-- Your instructions --
Each entry below is to be extracted exactly.

-- Recorded data --

——————————

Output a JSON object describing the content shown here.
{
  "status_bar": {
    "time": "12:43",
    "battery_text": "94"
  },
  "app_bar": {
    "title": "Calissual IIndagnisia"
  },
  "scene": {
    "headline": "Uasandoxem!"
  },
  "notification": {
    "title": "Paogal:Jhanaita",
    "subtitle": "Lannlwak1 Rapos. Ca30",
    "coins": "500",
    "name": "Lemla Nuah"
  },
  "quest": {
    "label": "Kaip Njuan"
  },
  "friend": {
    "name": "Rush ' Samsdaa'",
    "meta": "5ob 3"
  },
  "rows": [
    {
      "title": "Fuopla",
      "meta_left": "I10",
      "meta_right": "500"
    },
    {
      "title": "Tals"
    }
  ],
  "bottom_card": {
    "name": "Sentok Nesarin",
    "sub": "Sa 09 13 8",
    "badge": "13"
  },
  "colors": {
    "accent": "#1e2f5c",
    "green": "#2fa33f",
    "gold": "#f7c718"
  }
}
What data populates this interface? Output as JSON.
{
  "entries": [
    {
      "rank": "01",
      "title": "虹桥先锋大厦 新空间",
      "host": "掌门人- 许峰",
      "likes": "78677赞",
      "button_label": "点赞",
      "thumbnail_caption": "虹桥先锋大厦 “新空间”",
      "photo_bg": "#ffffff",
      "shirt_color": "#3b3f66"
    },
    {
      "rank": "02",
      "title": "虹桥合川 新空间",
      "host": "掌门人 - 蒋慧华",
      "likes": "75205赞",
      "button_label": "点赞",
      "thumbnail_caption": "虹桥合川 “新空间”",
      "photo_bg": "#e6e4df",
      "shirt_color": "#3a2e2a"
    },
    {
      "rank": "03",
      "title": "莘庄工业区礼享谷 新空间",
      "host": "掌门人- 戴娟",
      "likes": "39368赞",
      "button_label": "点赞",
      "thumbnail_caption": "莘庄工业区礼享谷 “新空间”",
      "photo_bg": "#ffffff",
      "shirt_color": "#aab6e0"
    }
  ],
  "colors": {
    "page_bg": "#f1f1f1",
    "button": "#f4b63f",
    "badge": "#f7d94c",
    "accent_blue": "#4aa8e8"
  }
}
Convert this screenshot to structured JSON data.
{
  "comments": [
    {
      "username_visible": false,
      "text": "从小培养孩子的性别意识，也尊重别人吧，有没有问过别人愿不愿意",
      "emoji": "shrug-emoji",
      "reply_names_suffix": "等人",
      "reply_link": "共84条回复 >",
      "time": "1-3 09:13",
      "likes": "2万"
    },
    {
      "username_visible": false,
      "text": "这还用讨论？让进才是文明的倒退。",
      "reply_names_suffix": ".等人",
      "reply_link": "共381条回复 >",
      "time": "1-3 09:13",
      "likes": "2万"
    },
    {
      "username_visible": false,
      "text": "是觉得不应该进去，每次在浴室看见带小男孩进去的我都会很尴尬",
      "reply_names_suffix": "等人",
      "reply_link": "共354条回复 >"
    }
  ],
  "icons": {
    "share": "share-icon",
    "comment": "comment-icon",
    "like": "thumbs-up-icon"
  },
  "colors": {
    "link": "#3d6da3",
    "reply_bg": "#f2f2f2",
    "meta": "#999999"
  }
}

——————————

-- Output --
Output a JSON object describing the content shown here.
{
  "status_bar": {
    "time": "12:43",
    "battery_text": "94"
  },
  "app_bar": {
    "title": "Calissual IIndagnisia"
  },
  "scene": {
    "headline": "Uasandoxem!"
  },
  "notification": {
    "title": "Paogal:Jhanaita",
    "subtitle": "Lannlwak1 Rapos. Ca30",
    "coins": "500",
    "name": "Lemla Nuah"
  },
  "quest": {
    "label": "Kaip Njuan"
  },
  "friend": {
    "name": "Rush ' Samsdaa'",
    "meta": "5ob 3"
  },
  "rows": [
    {
      "title": "Fuopla",
      "meta_left": "I10",
      "meta_right": "500"
    },
    {
      "title": "Tals"
    }
  ],
  "bottom_card": {
    "name": "Sentok Nesarin",
    "sub": "Sa 09 13 8",
    "badge": "13"
  },
  "colors": {
    "accent": "#1e2f5c",
    "green": "#2fa33f",
    "gold": "#f7c718"
  }
}
What data populates this interface? Output as JSON.
{
  "entries": [
    {
      "rank": "01",
      "title": "虹桥先锋大厦 新空间",
      "host": "掌门人- 许峰",
      "likes": "78677赞",
      "button_label": "点赞",
      "thumbnail_caption": "虹桥先锋大厦 “新空间”",
      "photo_bg": "#ffffff",
      "shirt_color": "#3b3f66"
    },
    {
      "rank": "02",
      "title": "虹桥合川 新空间",
      "host": "掌门人 - 蒋慧华",
      "likes": "75205赞",
      "button_label": "点赞",
      "thumbnail_caption": "虹桥合川 “新空间”",
      "photo_bg": "#e6e4df",
      "shirt_color": "#3a2e2a"
    },
    {
      "rank": "03",
      "title": "莘庄工业区礼享谷 新空间",
      "host": "掌门人- 戴娟",
      "likes": "39368赞",
      "button_label": "点赞",
      "thumbnail_caption": "莘庄工业区礼享谷 “新空间”",
      "photo_bg": "#ffffff",
      "shirt_color": "#aab6e0"
    }
  ],
  "colors": {
    "page_bg": "#f1f1f1",
    "button": "#f4b63f",
    "badge": "#f7d94c",
    "accent_blue": "#4aa8e8"
  }
}
Convert this screenshot to structured JSON data.
{
  "comments": [
    {
      "username_visible": false,
      "text": "从小培养孩子的性别意识，也尊重别人吧，有没有问过别人愿不愿意",
      "emoji": "shrug-emoji",
      "reply_names_suffix": "等人",
      "reply_link": "共84条回复 >",
      "time": "1-3 09:13",
      "likes": "2万"
    },
    {
      "username_visible": false,
      "text": "这还用讨论？让进才是文明的倒退。",
      "reply_names_suffix": ".等人",
      "reply_link": "共381条回复 >",
      "time": "1-3 09:13",
      "likes": "2万"
    },
    {
      "username_visible": false,
      "text": "是觉得不应该进去，每次在浴室看见带小男孩进去的我都会很尴尬",
      "reply_names_suffix": "等人",
      "reply_link": "共354条回复 >"
    }
  ],
  "icons": {
    "share": "share-icon",
    "comment": "comment-icon",
    "like": "thumbs-up-icon"
  },
  "colors": {
    "link": "#3d6da3",
    "reply_bg": "#f2f2f2",
    "meta": "#999999"
  }
}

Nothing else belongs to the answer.